Extract provided:
------------

Romanian co-founds nonprofit building affordable biometric technology

21 February 2018

Romanian Alexandra Grigore is one of the founders of the Cambridge-based tech nonprofit Simprints, which has developed an affordable open-source fingerprint system to be used for people who do not have identification papers.

The company is building fingerprint scanners of which it says that they are “228% more accurate than existing mobile scanners in low-resource settings.” The devices generate fingerprints that serve as a unique and secure ID that cannot be forgotten or lost.

They have been tested in Zambia, Benin, Nepal, and Bangladesh in both urban and rural contexts. The system also allows organizations to skip the paper-based system of keeping archives and move to a mobile system.

Simprints is currently working with charities in Kenya to provide digital healthcare records for people in poorer communities and who don't have ID cards or birth certificates, CNN reported.

“The biometric technology is enabling a lot of charities and organizations to leapfrog a computer-based system and go straight from a paper-based system to a mobile system,” Grigore told CNN, which featured Simprints recently.

Alexandra Grigore graduated from the Bucharest Polytechnic and the Academy of Economic Studies. She went on to receive a Masters’ from the University of Erlangen-Nuremberg, and a PhD in Nanotechnology and Healthcare Biotechnology from the University of Cambridge. She is now a Director of Innovation with Simprints.

------------

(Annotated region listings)
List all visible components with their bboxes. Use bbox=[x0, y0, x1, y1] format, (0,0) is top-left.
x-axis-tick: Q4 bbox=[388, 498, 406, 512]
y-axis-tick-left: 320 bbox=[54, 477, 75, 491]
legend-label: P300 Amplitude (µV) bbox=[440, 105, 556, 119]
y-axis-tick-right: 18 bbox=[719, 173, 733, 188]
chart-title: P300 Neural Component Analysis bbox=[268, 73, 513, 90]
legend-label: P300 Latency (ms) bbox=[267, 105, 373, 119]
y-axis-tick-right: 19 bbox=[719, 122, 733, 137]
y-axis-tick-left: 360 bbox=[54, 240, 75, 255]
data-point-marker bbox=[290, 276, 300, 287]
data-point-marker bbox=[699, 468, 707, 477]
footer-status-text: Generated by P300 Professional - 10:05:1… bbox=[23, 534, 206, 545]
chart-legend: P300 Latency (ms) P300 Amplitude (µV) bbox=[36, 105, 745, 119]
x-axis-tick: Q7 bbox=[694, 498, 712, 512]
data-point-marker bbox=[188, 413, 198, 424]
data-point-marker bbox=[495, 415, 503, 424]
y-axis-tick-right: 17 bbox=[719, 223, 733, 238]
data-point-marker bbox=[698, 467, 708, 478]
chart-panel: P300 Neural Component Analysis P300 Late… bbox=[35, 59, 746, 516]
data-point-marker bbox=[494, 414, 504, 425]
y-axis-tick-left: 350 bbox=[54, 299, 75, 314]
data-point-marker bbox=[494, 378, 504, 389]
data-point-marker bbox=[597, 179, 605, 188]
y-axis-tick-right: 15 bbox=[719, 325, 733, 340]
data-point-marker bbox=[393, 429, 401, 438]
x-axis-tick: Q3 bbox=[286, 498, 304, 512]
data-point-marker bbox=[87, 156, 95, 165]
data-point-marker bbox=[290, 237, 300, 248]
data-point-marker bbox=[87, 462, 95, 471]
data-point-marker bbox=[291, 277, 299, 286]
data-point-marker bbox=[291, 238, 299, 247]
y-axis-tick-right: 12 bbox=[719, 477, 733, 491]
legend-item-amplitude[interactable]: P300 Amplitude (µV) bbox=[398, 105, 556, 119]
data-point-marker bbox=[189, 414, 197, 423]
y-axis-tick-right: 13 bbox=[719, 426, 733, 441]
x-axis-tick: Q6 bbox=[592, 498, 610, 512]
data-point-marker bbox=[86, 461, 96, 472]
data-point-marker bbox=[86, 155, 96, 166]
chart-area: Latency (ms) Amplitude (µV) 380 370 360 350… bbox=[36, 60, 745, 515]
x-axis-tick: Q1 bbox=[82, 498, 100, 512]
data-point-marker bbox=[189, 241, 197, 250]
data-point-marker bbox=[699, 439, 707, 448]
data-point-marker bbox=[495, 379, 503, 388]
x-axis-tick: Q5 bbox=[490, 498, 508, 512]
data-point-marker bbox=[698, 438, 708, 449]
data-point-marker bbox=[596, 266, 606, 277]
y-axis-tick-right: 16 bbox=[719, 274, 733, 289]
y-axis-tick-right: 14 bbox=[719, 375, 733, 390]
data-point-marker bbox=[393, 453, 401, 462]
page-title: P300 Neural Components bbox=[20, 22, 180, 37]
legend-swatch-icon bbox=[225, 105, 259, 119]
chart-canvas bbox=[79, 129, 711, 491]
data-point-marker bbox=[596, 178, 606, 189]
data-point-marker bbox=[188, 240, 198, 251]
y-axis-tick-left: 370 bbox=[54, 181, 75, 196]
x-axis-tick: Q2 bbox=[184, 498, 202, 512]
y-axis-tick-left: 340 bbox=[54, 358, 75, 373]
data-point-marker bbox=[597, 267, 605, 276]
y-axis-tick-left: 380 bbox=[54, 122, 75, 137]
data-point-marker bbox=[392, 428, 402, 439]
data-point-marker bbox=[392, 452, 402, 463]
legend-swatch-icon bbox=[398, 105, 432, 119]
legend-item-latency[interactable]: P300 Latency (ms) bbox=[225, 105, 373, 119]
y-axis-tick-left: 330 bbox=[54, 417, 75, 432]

------------

Task description: List every educational institution that the article on Simprints says Alexandra Grigore attended.

Response to the task:
Bucharest Polytechnic
Academy of Economic Studies
University of Erlangen-Nuremberg
University of Cambridge